-------- Listed entries --------

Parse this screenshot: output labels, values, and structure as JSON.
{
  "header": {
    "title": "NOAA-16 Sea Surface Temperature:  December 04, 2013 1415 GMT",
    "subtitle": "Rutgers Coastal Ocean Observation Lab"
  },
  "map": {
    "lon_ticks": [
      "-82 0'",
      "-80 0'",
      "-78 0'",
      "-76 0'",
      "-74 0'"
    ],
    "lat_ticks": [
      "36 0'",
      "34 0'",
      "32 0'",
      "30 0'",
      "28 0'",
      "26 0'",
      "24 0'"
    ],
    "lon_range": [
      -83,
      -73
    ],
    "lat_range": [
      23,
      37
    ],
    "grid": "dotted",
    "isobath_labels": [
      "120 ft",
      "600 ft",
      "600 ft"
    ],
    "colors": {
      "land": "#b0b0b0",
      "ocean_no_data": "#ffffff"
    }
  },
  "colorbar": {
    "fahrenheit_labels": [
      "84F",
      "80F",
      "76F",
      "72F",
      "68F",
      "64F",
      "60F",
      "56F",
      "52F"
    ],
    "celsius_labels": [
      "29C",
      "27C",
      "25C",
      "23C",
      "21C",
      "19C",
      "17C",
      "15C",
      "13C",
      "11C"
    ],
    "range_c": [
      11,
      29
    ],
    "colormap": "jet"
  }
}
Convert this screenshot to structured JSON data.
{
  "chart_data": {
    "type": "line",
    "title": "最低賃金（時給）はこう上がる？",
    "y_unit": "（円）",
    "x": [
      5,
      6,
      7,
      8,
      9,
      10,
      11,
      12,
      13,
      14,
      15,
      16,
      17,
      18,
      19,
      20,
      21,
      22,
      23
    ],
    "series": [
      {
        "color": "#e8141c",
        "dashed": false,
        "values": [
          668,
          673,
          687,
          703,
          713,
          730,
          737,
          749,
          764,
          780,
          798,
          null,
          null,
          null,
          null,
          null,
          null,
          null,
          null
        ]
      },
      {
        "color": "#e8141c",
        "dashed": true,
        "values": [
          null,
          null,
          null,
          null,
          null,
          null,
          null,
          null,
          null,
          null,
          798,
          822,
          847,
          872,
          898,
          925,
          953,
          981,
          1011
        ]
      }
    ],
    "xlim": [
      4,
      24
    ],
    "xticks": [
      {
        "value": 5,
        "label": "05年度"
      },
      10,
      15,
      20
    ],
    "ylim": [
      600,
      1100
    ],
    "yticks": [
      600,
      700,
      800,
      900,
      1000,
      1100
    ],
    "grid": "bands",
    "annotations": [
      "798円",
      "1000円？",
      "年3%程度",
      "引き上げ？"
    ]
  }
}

--------

• [Aim] Write out every entry exactly as given.

• [Exercise solution]
Parse this screenshot: output labels, values, and structure as JSON.
{
  "header": {
    "title": "NOAA-16 Sea Surface Temperature:  December 04, 2013 1415 GMT",
    "subtitle": "Rutgers Coastal Ocean Observation Lab"
  },
  "map": {
    "lon_ticks": [
      "-82 0'",
      "-80 0'",
      "-78 0'",
      "-76 0'",
      "-74 0'"
    ],
    "lat_ticks": [
      "36 0'",
      "34 0'",
      "32 0'",
      "30 0'",
      "28 0'",
      "26 0'",
      "24 0'"
    ],
    "lon_range": [
      -83,
      -73
    ],
    "lat_range": [
      23,
      37
    ],
    "grid": "dotted",
    "isobath_labels": [
      "120 ft",
      "600 ft",
      "600 ft"
    ],
    "colors": {
      "land": "#b0b0b0",
      "ocean_no_data": "#ffffff"
    }
  },
  "colorbar": {
    "fahrenheit_labels": [
      "84F",
      "80F",
      "76F",
      "72F",
      "68F",
      "64F",
      "60F",
      "56F",
      "52F"
    ],
    "celsius_labels": [
      "29C",
      "27C",
      "25C",
      "23C",
      "21C",
      "19C",
      "17C",
      "15C",
      "13C",
      "11C"
    ],
    "range_c": [
      11,
      29
    ],
    "colormap": "jet"
  }
}
Convert this screenshot to structured JSON data.
{
  "chart_data": {
    "type": "line",
    "title": "最低賃金（時給）はこう上がる？",
    "y_unit": "（円）",
    "x": [
      5,
      6,
      7,
      8,
      9,
      10,
      11,
      12,
      13,
      14,
      15,
      16,
      17,
      18,
      19,
      20,
      21,
      22,
      23
    ],
    "series": [
      {
        "color": "#e8141c",
        "dashed": false,
        "values": [
          668,
          673,
          687,
          703,
          713,
          730,
          737,
          749,
          764,
          780,
          798,
          null,
          null,
          null,
          null,
          null,
          null,
          null,
          null
        ]
      },
      {
        "color": "#e8141c",
        "dashed": true,
        "values": [
          null,
          null,
          null,
          null,
          null,
          null,
          null,
          null,
          null,
          null,
          798,
          822,
          847,
          872,
          898,
          925,
          953,
          981,
          1011
        ]
      }
    ],
    "xlim": [
      4,
      24
    ],
    "xticks": [
      {
        "value": 5,
        "label": "05年度"
      },
      10,
      15,
      20
    ],
    "ylim": [
      600,
      1100
    ],
    "yticks": [
      600,
      700,
      800,
      900,
      1000,
      1100
    ],
    "grid": "bands",
    "annotations": [
      "798円",
      "1000円？",
      "年3%程度",
      "引き上げ？"
    ]
  }
}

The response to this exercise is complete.